(Figure record extracts)
/---
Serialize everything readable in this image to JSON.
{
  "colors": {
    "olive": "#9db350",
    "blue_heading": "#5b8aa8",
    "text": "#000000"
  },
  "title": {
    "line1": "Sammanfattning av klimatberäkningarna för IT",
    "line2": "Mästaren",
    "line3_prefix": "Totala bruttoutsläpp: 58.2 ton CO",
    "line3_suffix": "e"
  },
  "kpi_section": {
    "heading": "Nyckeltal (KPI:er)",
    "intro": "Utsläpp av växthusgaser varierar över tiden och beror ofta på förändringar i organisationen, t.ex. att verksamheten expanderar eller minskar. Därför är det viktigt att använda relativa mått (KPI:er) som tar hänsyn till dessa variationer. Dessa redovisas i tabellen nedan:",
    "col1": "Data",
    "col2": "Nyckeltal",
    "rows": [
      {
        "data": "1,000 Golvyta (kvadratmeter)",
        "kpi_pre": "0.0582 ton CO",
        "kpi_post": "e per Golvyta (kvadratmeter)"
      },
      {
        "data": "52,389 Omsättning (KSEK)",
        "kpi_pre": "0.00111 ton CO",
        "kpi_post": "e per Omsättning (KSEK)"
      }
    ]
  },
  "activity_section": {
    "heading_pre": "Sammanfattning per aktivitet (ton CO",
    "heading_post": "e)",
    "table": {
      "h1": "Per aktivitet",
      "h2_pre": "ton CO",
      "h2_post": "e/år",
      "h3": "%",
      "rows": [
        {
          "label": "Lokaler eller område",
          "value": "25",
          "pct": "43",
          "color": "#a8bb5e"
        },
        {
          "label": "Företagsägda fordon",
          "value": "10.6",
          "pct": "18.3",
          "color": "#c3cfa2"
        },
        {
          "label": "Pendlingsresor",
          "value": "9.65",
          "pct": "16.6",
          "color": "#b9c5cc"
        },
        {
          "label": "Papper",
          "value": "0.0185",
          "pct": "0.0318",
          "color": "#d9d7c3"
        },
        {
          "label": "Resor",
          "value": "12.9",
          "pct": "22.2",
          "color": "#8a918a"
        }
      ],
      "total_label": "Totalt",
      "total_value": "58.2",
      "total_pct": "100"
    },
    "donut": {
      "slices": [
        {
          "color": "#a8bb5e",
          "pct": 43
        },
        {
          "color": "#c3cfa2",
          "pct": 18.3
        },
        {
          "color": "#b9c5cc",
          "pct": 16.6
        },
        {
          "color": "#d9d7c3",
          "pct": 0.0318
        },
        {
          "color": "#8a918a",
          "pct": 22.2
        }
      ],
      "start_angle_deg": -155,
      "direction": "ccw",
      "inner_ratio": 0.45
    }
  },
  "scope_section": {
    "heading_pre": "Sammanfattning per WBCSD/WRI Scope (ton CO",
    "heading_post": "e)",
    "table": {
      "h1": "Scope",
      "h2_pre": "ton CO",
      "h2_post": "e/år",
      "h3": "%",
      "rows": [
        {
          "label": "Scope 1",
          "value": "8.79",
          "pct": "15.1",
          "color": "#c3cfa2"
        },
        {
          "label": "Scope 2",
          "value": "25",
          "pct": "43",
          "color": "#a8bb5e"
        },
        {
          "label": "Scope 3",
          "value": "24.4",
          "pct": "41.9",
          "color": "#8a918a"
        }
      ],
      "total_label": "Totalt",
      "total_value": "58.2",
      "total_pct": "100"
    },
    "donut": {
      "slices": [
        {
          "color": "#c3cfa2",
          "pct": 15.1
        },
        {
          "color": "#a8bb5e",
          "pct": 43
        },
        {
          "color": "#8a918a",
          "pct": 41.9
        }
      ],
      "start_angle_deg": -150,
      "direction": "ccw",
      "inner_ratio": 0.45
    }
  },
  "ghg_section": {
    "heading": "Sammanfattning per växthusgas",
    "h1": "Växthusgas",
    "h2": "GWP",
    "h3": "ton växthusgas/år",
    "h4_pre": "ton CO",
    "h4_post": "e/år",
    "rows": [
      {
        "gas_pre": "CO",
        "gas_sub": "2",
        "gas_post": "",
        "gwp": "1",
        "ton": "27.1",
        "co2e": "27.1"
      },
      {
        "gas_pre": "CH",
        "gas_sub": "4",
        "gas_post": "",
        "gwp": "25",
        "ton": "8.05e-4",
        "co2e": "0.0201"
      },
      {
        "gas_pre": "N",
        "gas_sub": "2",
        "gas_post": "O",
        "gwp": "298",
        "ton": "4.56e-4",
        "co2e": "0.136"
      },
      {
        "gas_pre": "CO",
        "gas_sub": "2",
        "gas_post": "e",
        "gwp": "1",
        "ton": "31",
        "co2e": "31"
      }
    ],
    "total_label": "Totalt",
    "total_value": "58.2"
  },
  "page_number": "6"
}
\---
## WRITTEN TASK
Provide all the records again, word for word.

## RESULT OF THIS EXERCISE
Serialize everything readable in this image to JSON.
{
  "colors": {
    "olive": "#9db350",
    "blue_heading": "#5b8aa8",
    "text": "#000000"
  },
  "title": {
    "line1": "Sammanfattning av klimatberäkningarna för IT",
    "line2": "Mästaren",
    "line3_prefix": "Totala bruttoutsläpp: 58.2 ton CO",
    "line3_suffix": "e"
  },
  "kpi_section": {
    "heading": "Nyckeltal (KPI:er)",
    "intro": "Utsläpp av växthusgaser varierar över tiden och beror ofta på förändringar i organisationen, t.ex. att verksamheten expanderar eller minskar. Därför är det viktigt att använda relativa mått (KPI:er) som tar hänsyn till dessa variationer. Dessa redovisas i tabellen nedan:",
    "col1": "Data",
    "col2": "Nyckeltal",
    "rows": [
      {
        "data": "1,000 Golvyta (kvadratmeter)",
        "kpi_pre": "0.0582 ton CO",
        "kpi_post": "e per Golvyta (kvadratmeter)"
      },
      {
        "data": "52,389 Omsättning (KSEK)",
        "kpi_pre": "0.00111 ton CO",
        "kpi_post": "e per Omsättning (KSEK)"
      }
    ]
  },
  "activity_section": {
    "heading_pre": "Sammanfattning per aktivitet (ton CO",
    "heading_post": "e)",
    "table": {
      "h1": "Per aktivitet",
      "h2_pre": "ton CO",
      "h2_post": "e/år",
      "h3": "%",
      "rows": [
        {
          "label": "Lokaler eller område",
          "value": "25",
          "pct": "43",
          "color": "#a8bb5e"
        },
        {
          "label": "Företagsägda fordon",
          "value": "10.6",
          "pct": "18.3",
          "color": "#c3cfa2"
        },
        {
          "label": "Pendlingsresor",
          "value": "9.65",
          "pct": "16.6",
          "color": "#b9c5cc"
        },
        {
          "label": "Papper",
          "value": "0.0185",
          "pct": "0.0318",
          "color": "#d9d7c3"
        },
        {
          "label": "Resor",
          "value": "12.9",
          "pct": "22.2",
          "color": "#8a918a"
        }
      ],
      "total_label": "Totalt",
      "total_value": "58.2",
      "total_pct": "100"
    },
    "donut": {
      "slices": [
        {
          "color": "#a8bb5e",
          "pct": 43
        },
        {
          "color": "#c3cfa2",
          "pct": 18.3
        },
        {
          "color": "#b9c5cc",
          "pct": 16.6
        },
        {
          "color": "#d9d7c3",
          "pct": 0.0318
        },
        {
          "color": "#8a918a",
          "pct": 22.2
        }
      ],
      "start_angle_deg": -155,
      "direction": "ccw",
      "inner_ratio": 0.45
    }
  },
  "scope_section": {
    "heading_pre": "Sammanfattning per WBCSD/WRI Scope (ton CO",
    "heading_post": "e)",
    "table": {
      "h1": "Scope",
      "h2_pre": "ton CO",
      "h2_post": "e/år",
      "h3": "%",
      "rows": [
        {
          "label": "Scope 1",
          "value": "8.79",
          "pct": "15.1",
          "color": "#c3cfa2"
        },
        {
          "label": "Scope 2",
          "value": "25",
          "pct": "43",
          "color": "#a8bb5e"
        },
        {
          "label": "Scope 3",
          "value": "24.4",
          "pct": "41.9",
          "color": "#8a918a"
        }
      ],
      "total_label": "Totalt",
      "total_value": "58.2",
      "total_pct": "100"
    },
    "donut": {
      "slices": [
        {
          "color": "#c3cfa2",
          "pct": 15.1
        },
        {
          "color": "#a8bb5e",
          "pct": 43
        },
        {
          "color": "#8a918a",
          "pct": 41.9
        }
      ],
      "start_angle_deg": -150,
      "direction": "ccw",
      "inner_ratio": 0.45
    }
  },
  "ghg_section": {
    "heading": "Sammanfattning per växthusgas",
    "h1": "Växthusgas",
    "h2": "GWP",
    "h3": "ton växthusgas/år",
    "h4_pre": "ton CO",
    "h4_post": "e/år",
    "rows": [
      {
        "gas_pre": "CO",
        "gas_sub": "2",
        "gas_post": "",
        "gwp": "1",
        "ton": "27.1",
        "co2e": "27.1"
      },
      {
        "gas_pre": "CH",
        "gas_sub": "4",
        "gas_post": "",
        "gwp": "25",
        "ton": "8.05e-4",
        "co2e": "0.0201"
      },
      {
        "gas_pre": "N",
        "gas_sub": "2",
        "gas_post": "O",
        "gwp": "298",
        "ton": "4.56e-4",
        "co2e": "0.136"
      },
      {
        "gas_pre": "CO",
        "gas_sub": "2",
        "gas_post": "e",
        "gwp": "1",
        "ton": "31",
        "co2e": "31"
      }
    ],
    "total_label": "Totalt",
    "total_value": "58.2"
  },
  "page_number": "6"
}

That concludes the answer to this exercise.